Go through the listing and copy each line with the string "spans".

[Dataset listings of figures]
=======

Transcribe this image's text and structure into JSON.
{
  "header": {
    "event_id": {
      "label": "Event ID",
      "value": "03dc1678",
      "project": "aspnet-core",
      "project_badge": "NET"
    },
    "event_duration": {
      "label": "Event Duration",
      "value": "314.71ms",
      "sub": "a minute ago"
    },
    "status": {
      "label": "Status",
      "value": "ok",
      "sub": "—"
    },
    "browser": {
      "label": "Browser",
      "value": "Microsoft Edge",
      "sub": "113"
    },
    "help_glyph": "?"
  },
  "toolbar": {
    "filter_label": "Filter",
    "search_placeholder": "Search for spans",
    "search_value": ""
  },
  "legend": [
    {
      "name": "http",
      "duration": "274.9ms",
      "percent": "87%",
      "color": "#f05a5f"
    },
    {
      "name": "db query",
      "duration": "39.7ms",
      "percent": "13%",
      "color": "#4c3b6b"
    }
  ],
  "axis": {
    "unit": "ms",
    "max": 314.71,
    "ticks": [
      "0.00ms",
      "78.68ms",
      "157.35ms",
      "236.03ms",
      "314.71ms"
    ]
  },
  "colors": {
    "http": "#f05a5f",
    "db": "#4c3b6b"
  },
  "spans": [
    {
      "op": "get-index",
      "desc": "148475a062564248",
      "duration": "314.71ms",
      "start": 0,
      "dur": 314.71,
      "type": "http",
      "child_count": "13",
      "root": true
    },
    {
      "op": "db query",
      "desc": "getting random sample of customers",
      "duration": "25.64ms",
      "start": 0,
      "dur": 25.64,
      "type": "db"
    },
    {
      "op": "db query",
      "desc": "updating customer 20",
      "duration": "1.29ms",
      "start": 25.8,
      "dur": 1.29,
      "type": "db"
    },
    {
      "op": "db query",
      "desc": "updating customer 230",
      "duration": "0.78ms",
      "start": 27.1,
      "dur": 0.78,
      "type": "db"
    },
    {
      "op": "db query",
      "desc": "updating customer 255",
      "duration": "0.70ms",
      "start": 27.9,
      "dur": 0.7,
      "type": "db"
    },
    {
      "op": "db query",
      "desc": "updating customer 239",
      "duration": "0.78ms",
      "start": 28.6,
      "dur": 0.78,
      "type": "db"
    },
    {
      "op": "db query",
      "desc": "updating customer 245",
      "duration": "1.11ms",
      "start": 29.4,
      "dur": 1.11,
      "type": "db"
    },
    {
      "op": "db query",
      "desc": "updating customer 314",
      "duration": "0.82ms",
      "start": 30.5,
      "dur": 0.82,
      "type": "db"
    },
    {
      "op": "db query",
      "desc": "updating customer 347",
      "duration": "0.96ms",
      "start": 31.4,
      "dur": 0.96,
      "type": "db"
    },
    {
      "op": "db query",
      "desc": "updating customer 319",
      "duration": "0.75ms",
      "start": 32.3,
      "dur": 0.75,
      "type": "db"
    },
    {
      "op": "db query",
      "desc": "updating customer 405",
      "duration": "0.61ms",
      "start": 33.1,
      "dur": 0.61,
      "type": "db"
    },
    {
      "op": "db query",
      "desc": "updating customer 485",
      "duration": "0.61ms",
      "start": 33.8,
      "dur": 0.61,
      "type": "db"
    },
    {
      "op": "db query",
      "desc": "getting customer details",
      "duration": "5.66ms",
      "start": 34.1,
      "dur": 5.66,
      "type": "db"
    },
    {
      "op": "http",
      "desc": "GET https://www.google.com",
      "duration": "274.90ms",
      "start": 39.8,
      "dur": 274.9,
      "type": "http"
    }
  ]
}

=======

_WORKED ANSWER_
    "search_placeholder": "Search for spans",
  "spans": [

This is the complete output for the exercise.